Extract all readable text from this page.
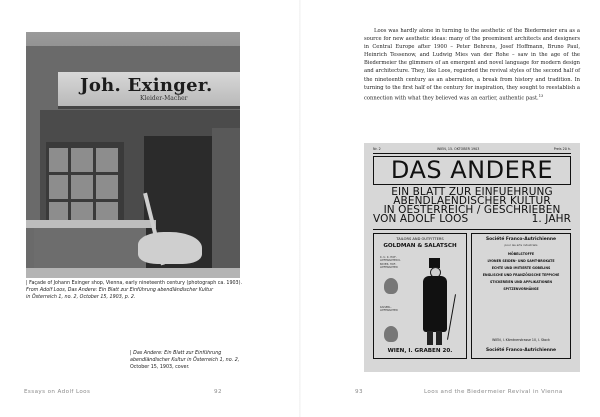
Joh. Exinger.
Kleider-Macher

| Façade of Johann Exinger shop, Vienna, early nineteenth century (photograph ca. 1903).

From Adolf Loos, Das Andere: Ein Blatt zur Einführung abendländischer Kultur

in Österreich 1, no. 2, October 15, 1903, p. 2.

| Das Andere: Ein Blatt zur Einführung

abendländischer Kultur in Österreich 1, no. 2,

October 15, 1903, cover.

Essays on Adolf Loos	92

Loos was hardly alone in turning to the aesthetic of the Biedermeier era as a source for new aesthetic ideas: many of the preeminent architects and designers in Central Europe after 1900 – Peter Behrens, Josef Hoffmann, Bruno Paul, Heinrich Tessenow, and Ludwig Mies van der Rohe – saw in the age of the Biedermeier the glimmers of an emergent and novel language for modern design and architecture. They, like Loos, regarded the revival styles of the second half of the nineteenth century as an aberration, a break from history and tradition. In turning to the first half of the century for inspiration, they sought to reestablish a connection with what they believed was an earlier, authentic past.$^{13}$

Nr. 2	WIEN, 15. OKTOBER 1903	Preis 20 h.
DAS ANDERE
EIN BLATT ZUR EINFUEHRUNG
ABENDLAENDISCHER KULTUR
IN OESTERREICH / GESCHRIEBEN
VON ADOLF LOOS	1. JAHR
TAILORS AND OUTFITTERS
GOLDMAN & SALATSCH
K. U. K. HOF-LIEFERANTEN K. BAYER. HOF-LIEFERANTEN
KAISERL. LIEFERANTEN
WIEN, I. GRABEN 20.
Société Franco-Autrichienne
pour les arts industriels
MÖBELSTOFFE
LYONER SEIDEN- UND SAMT-BROKATE
ECHTE UND IMITIERTE GOBELINS
ENGLISCHE UND FRANZÖSISCHE TEPPICHE
STICKEREIEN UND APPLIKATIONEN
SPITZENVORHÄNGE
WIEN, I. Kärntnerstrasse 10, I. Stock
Société Franco-Autrichienne
93	Loos and the Biedermeier Revival in Vienna
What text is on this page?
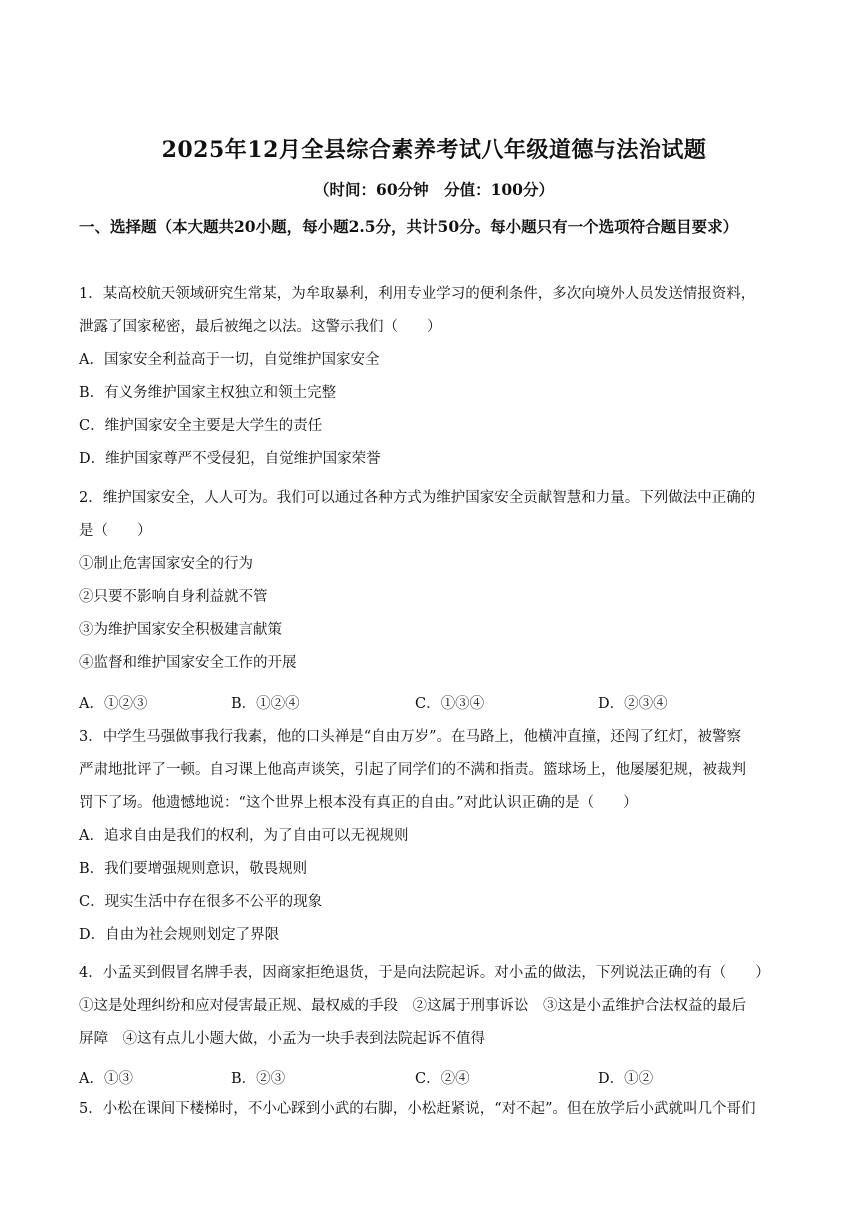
2025年12月全县综合素养考试八年级道德与法治试题
（时间：60分钟　分值：100分）
一、选择题（本大题共20小题，每小题2.5分，共计50分。每小题只有一个选项符合题目要求）
1．某高校航天领域研究生常某，为牟取暴利，利用专业学习的便利条件，多次向境外人员发送情报资料，
泄露了国家秘密，最后被绳之以法。这警示我们（　　）
A．国家安全利益高于一切，自觉维护国家安全
B．有义务维护国家主权独立和领土完整
C．维护国家安全主要是大学生的责任
D．维护国家尊严不受侵犯，自觉维护国家荣誉
2．维护国家安全，人人可为。我们可以通过各种方式为维护国家安全贡献智慧和力量。下列做法中正确的
是（　　）
①制止危害国家安全的行为
②只要不影响自身利益就不管
③为维护国家安全积极建言献策
④监督和维护国家安全工作的开展
A．①②③	B．①②④	C．①③④	D．②③④
3．中学生马强做事我行我素，他的口头禅是“自由万岁”。在马路上，他横冲直撞，还闯了红灯，被警察
严肃地批评了一顿。自习课上他高声谈笑，引起了同学们的不满和指责。篮球场上，他屡屡犯规，被裁判
罚下了场。他遗憾地说：“这个世界上根本没有真正的自由。”对此认识正确的是（　　）
A．追求自由是我们的权利，为了自由可以无视规则
B．我们要增强规则意识，敬畏规则
C．现实生活中存在很多不公平的现象
D．自由为社会规则划定了界限
4．小孟买到假冒名牌手表，因商家拒绝退货，于是向法院起诉。对小孟的做法，下列说法正确的有（　　）
①这是处理纠纷和应对侵害最正规、最权威的手段　②这属于刑事诉讼　③这是小孟维护合法权益的最后
屏障　④这有点儿小题大做，小孟为一块手表到法院起诉不值得
A．①③	B．②③	C．②④	D．①②
5．小松在课间下楼梯时，不小心踩到小武的右脚，小松赶紧说，“对不起”。但在放学后小武就叫几个哥们
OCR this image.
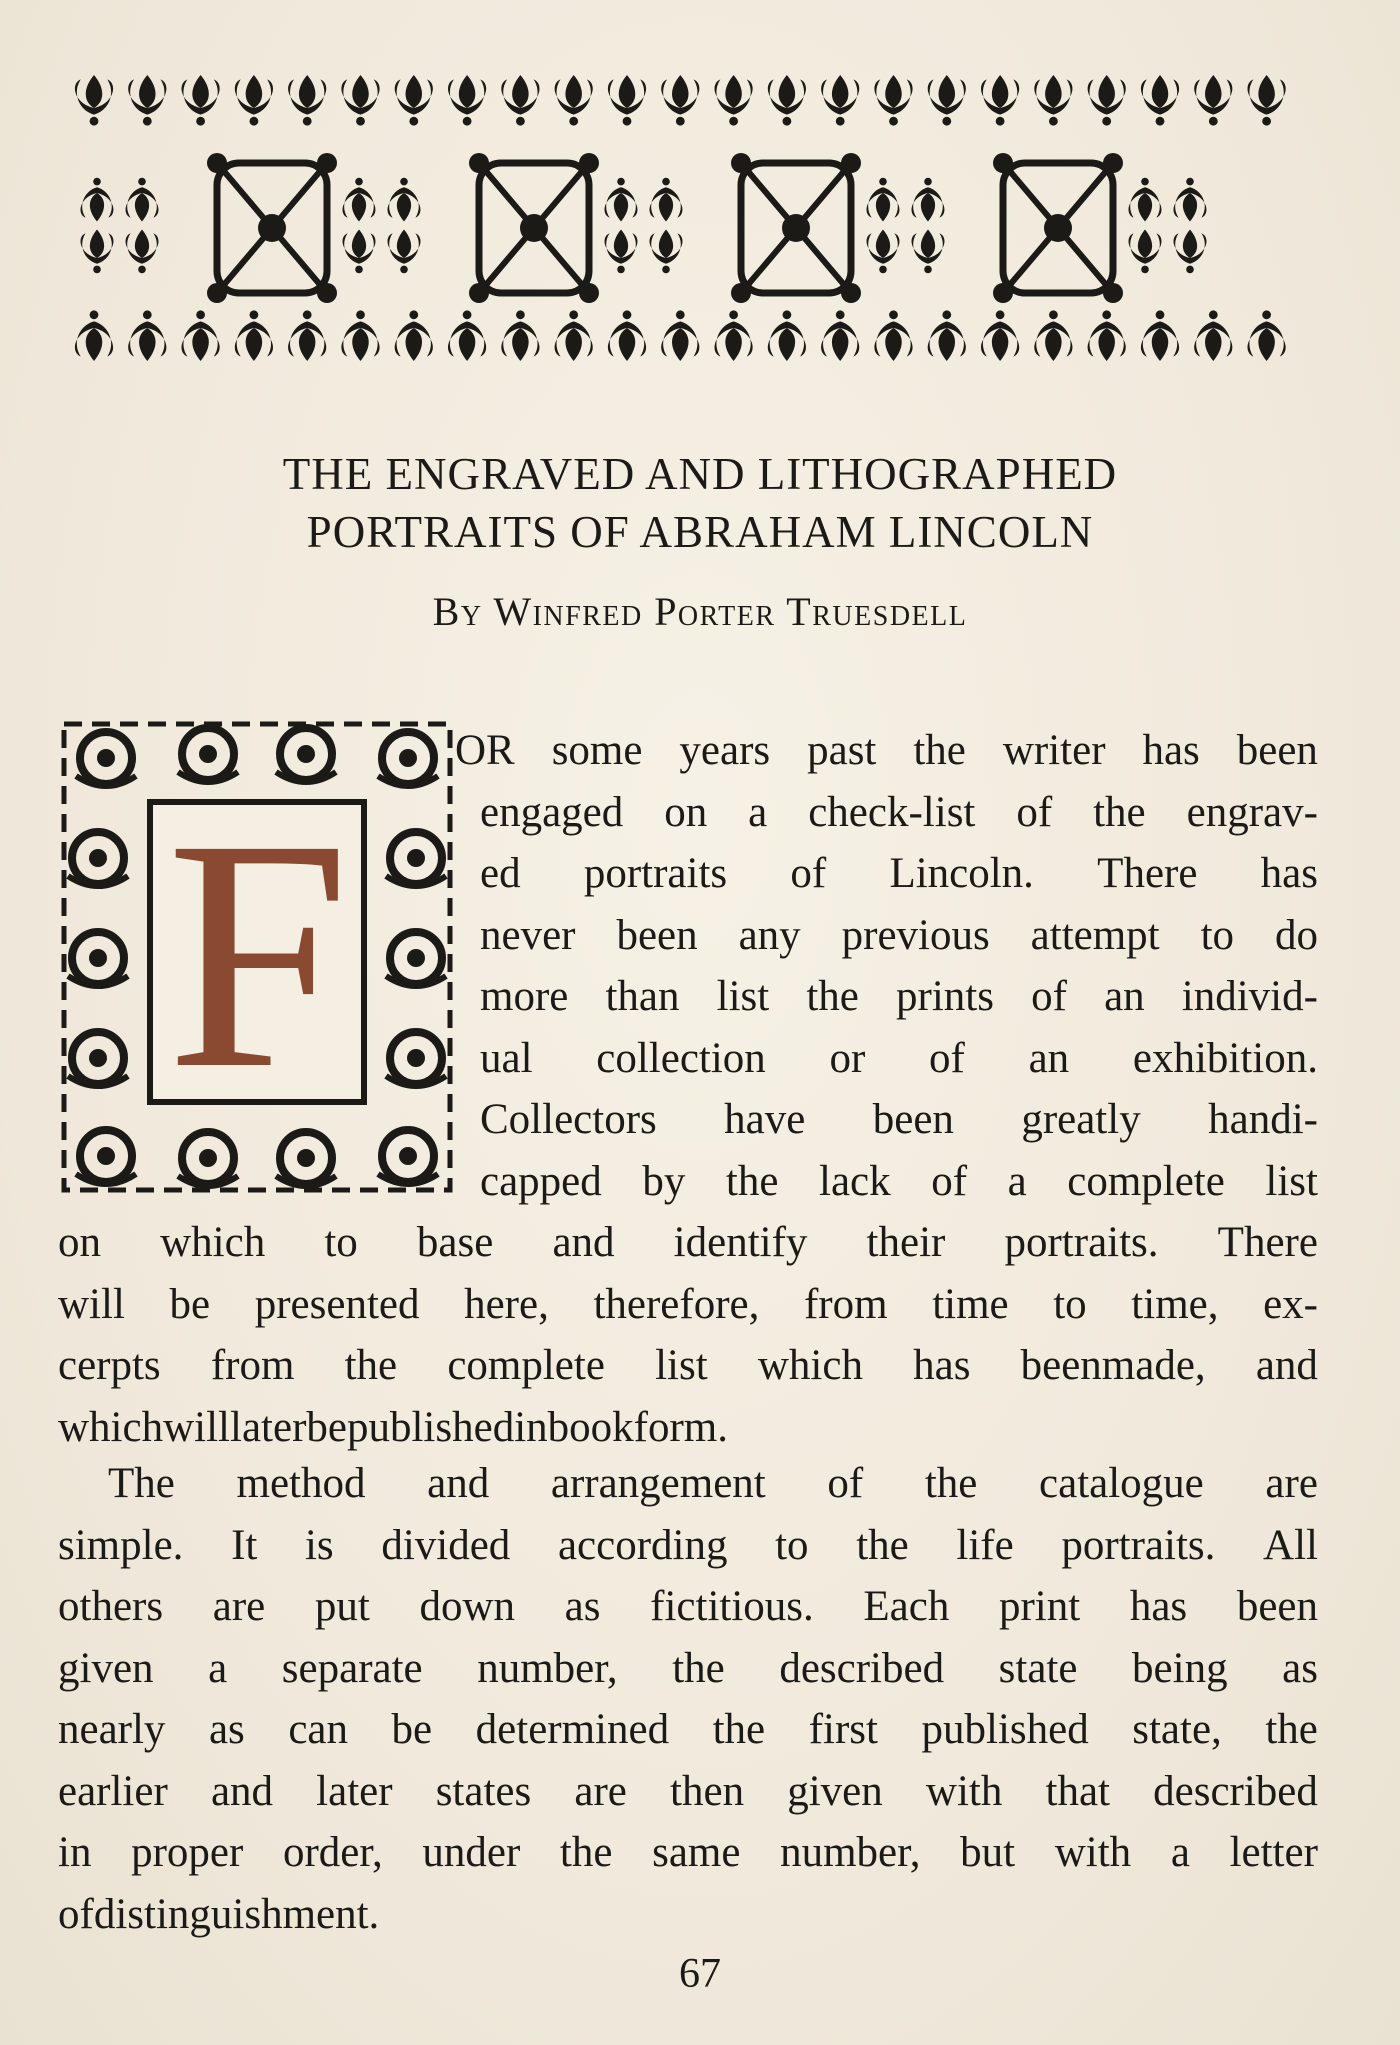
THE ENGRAVED AND LITHOGRAPHED
PORTRAITS OF ABRAHAM LINCOLN
By Winfred Porter Truesdell
F
OR some years past the writer has been
engaged on a check-list of the engrav-
ed portraits of Lincoln. There has
never been any previous attempt to do
more than list the prints of an individ-
ual collection or of an exhibition.
Collectors have been greatly handi-
capped by the lack of a complete list
on which to base and identify their portraits. There
will be presented here, therefore, from time to time, ex-
cerpts from the complete list which has beenmade, and
which will later be published in book form.
The method and arrangement of the catalogue are
simple. It is divided according to the life portraits. All
others are put down as fictitious. Each print has been
given a separate number, the described state being as
nearly as can be determined the first published state, the
earlier and later states are then given with that described
in proper order, under the same number, but with a letter
of distinguishment.
67
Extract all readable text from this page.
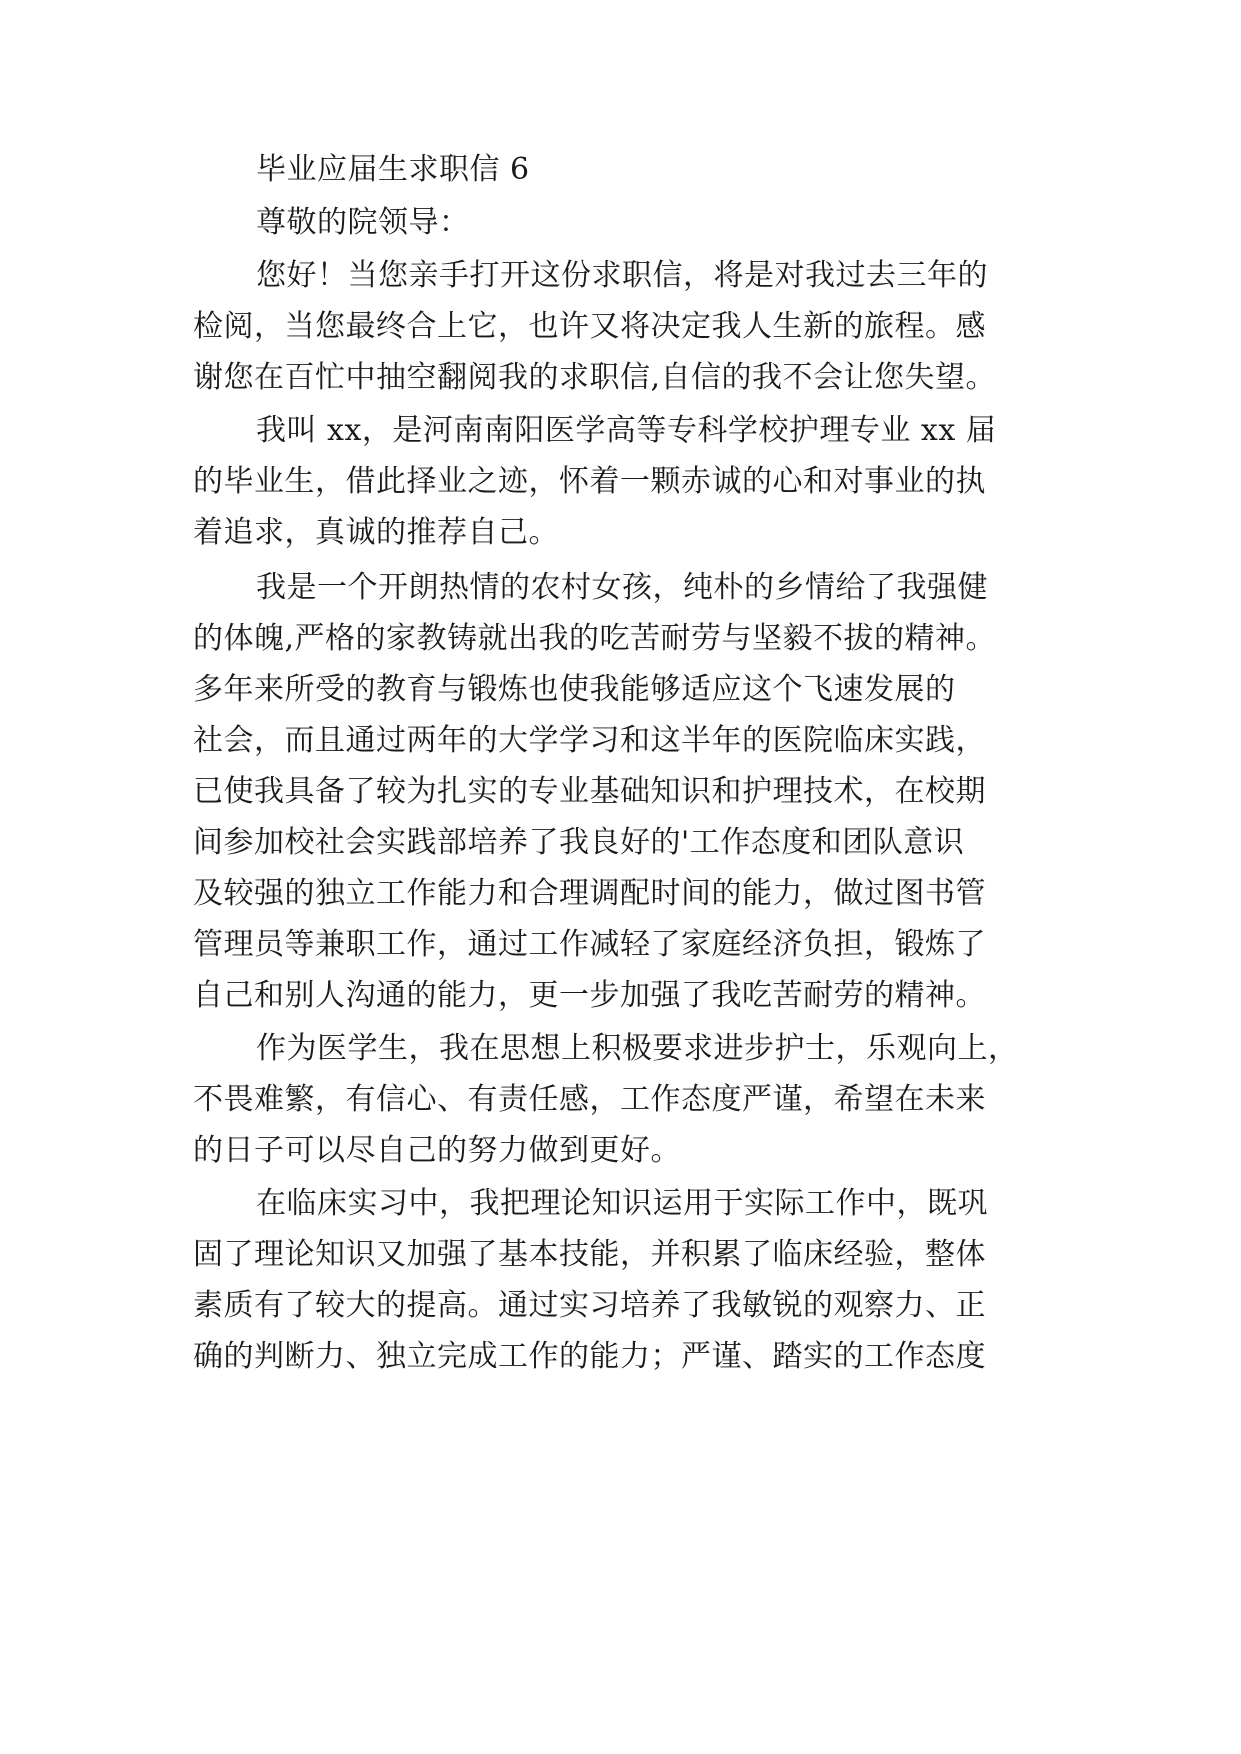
毕业应届生求职信 6
尊敬的院领导：
您好！当您亲手打开这份求职信，将是对我过去三年的
检阅，当您最终合上它，也许又将决定我人生新的旅程。感
谢您在百忙中抽空翻阅我的求职信,自信的我不会让您失望。
我叫 xx，是河南南阳医学高等专科学校护理专业 xx 届
的毕业生，借此择业之迹，怀着一颗赤诚的心和对事业的执
着追求，真诚的推荐自己。
我是一个开朗热情的农村女孩，纯朴的乡情给了我强健
的体魄,严格的家教铸就出我的吃苦耐劳与坚毅不拔的精神。
多年来所受的教育与锻炼也使我能够适应这个飞速发展的
社会，而且通过两年的大学学习和这半年的医院临床实践，
已使我具备了较为扎实的专业基础知识和护理技术，在校期
间参加校社会实践部培养了我良好的'工作态度和团队意识
及较强的独立工作能力和合理调配时间的能力，做过图书管
管理员等兼职工作，通过工作减轻了家庭经济负担，锻炼了
自己和别人沟通的能力，更一步加强了我吃苦耐劳的精神。
作为医学生，我在思想上积极要求进步护士，乐观向上，
不畏难繁，有信心、有责任感，工作态度严谨，希望在未来
的日子可以尽自己的努力做到更好。
在临床实习中，我把理论知识运用于实际工作中，既巩
固了理论知识又加强了基本技能，并积累了临床经验，整体
素质有了较大的提高。通过实习培养了我敏锐的观察力、正
确的判断力、独立完成工作的能力；严谨、踏实的工作态度
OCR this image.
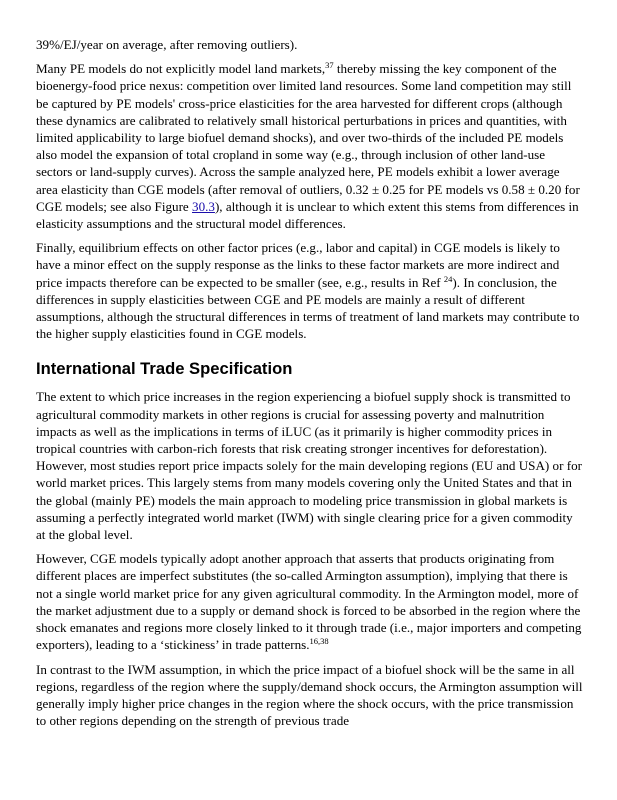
39%/EJ/year on average, after removing outliers).

Many PE models do not explicitly model land markets,$^{37}$ thereby missing the key component of the bioenergy-food price nexus: competition over limited land resources. Some land competition may still be captured by PE models' cross-price elasticities for the area harvested for different crops (although these dynamics are calibrated to relatively small historical perturbations in prices and quantities, with limited applicability to large biofuel demand shocks), and over two-thirds of the included PE models also model the expansion of total cropland in some way (e.g., through inclusion of other land-use sectors or land-supply curves). Across the sample analyzed here, PE models exhibit a lower average area elasticity than CGE models (after removal of outliers, 0.32 ± 0.25 for PE models vs 0.58 ± 0.20 for CGE models; see also Figure 30.3), although it is unclear to which extent this stems from differences in elasticity assumptions and the structural model differences.

Finally, equilibrium effects on other factor prices (e.g., labor and capital) in CGE models is likely to have a minor effect on the supply response as the links to these factor markets are more indirect and price impacts therefore can be expected to be smaller (see, e.g., results in Ref $^{24}$). In conclusion, the differences in supply elasticities between CGE and PE models are mainly a result of different assumptions, although the structural differences in terms of treatment of land markets may contribute to the higher supply elasticities found in CGE models.

International Trade Specification

The extent to which price increases in the region experiencing a biofuel supply shock is transmitted to agricultural commodity markets in other regions is crucial for assessing poverty and malnutrition impacts as well as the implications in terms of iLUC (as it primarily is higher commodity prices in tropical countries with carbon-rich forests that risk creating stronger incentives for deforestation). However, most studies report price impacts solely for the main developing regions (EU and USA) or for world market prices. This largely stems from many models covering only the United States and that in the global (mainly PE) models the main approach to modeling price transmission in global markets is assuming a perfectly integrated world market (IWM) with single clearing price for a given commodity at the global level.

However, CGE models typically adopt another approach that asserts that products originating from different places are imperfect substitutes (the so-called Armington assumption), implying that there is not a single world market price for any given agricultural commodity. In the Armington model, more of the market adjustment due to a supply or demand shock is forced to be absorbed in the region where the shock emanates and regions more closely linked to it through trade (i.e., major importers and competing exporters), leading to a ‘stickiness’ in trade patterns.$^{16,38}$

In contrast to the IWM assumption, in which the price impact of a biofuel shock will be the same in all regions, regardless of the region where the supply/demand shock occurs, the Armington assumption will generally imply higher price changes in the region where the shock occurs, with the price transmission to other regions depending on the strength of previous trade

======

The problem
Return only those lines of the records that contain the string "later".

Response to this task
which will later be published in book form.
earlier and later states are then given with that described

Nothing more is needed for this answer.